Some records:
-------
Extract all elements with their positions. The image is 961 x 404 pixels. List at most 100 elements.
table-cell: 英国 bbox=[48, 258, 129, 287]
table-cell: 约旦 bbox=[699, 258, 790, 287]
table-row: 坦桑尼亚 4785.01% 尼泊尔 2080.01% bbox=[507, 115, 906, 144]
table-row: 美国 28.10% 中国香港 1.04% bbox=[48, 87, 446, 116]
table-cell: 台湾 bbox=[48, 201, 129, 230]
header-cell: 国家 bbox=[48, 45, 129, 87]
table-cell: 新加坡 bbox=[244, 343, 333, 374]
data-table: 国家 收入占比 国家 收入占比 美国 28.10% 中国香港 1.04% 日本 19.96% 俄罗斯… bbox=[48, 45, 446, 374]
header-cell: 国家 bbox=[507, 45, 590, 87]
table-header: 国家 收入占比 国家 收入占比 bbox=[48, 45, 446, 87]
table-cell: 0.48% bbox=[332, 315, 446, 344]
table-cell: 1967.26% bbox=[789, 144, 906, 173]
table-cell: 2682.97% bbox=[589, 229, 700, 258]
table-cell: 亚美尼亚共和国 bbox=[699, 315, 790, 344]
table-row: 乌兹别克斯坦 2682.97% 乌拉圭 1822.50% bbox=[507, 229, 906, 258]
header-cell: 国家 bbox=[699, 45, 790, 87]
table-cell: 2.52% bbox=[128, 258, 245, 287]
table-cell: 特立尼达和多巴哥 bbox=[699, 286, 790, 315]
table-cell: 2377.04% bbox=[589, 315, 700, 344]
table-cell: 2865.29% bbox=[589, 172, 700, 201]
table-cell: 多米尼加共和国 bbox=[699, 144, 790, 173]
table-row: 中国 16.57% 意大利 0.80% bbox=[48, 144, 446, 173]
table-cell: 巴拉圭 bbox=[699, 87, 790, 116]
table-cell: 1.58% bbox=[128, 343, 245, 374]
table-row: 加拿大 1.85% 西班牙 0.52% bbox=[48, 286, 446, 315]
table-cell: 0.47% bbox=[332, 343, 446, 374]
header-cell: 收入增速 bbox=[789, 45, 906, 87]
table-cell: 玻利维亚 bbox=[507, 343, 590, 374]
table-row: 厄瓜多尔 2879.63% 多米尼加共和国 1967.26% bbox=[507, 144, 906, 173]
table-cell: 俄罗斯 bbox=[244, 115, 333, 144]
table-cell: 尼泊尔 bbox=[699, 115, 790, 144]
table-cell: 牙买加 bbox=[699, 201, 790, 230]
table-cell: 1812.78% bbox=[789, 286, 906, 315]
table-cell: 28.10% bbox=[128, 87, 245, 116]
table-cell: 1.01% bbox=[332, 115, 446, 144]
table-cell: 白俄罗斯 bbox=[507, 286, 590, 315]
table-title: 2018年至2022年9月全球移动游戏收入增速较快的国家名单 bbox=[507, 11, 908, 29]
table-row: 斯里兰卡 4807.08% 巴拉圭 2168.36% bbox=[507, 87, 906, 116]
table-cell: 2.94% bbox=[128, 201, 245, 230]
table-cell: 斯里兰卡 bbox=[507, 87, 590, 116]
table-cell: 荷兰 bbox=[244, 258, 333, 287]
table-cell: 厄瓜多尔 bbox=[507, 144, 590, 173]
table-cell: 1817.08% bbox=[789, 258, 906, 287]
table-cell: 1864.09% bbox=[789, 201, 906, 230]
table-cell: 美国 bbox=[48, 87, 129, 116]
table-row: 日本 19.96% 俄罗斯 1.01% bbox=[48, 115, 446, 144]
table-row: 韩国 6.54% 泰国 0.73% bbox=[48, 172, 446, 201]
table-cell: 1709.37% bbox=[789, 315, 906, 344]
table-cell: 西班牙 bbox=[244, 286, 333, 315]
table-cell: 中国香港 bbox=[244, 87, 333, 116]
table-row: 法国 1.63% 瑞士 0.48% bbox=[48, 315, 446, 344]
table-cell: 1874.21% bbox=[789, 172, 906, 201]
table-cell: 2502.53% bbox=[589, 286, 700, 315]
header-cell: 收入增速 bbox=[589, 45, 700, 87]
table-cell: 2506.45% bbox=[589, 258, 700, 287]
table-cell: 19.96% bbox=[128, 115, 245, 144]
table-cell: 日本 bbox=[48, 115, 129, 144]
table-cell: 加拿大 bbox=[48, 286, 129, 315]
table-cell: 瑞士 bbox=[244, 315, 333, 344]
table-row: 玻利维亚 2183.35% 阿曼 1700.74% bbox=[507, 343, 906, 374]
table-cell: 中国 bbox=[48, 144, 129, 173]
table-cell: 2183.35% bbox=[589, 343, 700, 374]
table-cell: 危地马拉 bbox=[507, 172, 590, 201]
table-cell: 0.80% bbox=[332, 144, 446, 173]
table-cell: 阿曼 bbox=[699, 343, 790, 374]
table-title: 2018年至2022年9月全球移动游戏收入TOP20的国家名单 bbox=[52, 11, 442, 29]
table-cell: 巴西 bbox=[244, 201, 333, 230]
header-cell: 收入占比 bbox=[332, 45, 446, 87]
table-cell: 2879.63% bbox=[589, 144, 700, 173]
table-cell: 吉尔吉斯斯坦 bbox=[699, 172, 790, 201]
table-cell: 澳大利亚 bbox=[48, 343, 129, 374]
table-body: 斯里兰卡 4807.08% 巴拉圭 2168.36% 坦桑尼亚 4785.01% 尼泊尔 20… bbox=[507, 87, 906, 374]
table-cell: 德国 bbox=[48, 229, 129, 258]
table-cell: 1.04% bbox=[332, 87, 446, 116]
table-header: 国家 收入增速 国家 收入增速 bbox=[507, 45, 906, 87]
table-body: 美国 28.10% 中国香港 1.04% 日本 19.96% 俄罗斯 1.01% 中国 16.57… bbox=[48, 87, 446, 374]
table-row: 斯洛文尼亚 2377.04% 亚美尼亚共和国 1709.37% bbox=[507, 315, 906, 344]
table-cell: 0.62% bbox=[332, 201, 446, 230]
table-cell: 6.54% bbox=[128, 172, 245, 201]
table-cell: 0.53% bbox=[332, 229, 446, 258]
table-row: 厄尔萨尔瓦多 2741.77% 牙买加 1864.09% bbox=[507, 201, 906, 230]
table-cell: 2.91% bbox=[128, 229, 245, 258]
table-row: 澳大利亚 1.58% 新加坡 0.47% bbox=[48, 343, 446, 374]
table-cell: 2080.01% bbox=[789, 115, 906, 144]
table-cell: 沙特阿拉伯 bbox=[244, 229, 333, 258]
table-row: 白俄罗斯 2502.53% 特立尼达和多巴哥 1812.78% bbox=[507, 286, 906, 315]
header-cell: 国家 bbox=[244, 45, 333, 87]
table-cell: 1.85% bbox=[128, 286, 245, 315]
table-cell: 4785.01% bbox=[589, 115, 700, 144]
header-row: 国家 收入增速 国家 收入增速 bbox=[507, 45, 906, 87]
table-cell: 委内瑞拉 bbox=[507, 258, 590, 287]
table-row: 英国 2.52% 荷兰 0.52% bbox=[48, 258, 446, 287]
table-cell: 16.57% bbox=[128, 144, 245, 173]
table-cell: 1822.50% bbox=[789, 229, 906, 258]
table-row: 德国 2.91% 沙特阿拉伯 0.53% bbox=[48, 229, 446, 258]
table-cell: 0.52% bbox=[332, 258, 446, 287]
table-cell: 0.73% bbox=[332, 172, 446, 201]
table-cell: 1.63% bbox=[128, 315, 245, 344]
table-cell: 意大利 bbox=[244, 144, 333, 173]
-------
▶ WORK REQUIRED
Please copy the lines of the records above, from the start through the line that contains "table-row: 坦桑尼亚 4785.01%", keeping both ends.

▶ COMPLETED TASK
Extract all elements with their positions. The image is 961 x 404 pixels. List at most 100 elements.
table-cell: 英国 bbox=[48, 258, 129, 287]
table-cell: 约旦 bbox=[699, 258, 790, 287]
table-row: 坦桑尼亚 4785.01% 尼泊尔 2080.01% bbox=[507, 115, 906, 144]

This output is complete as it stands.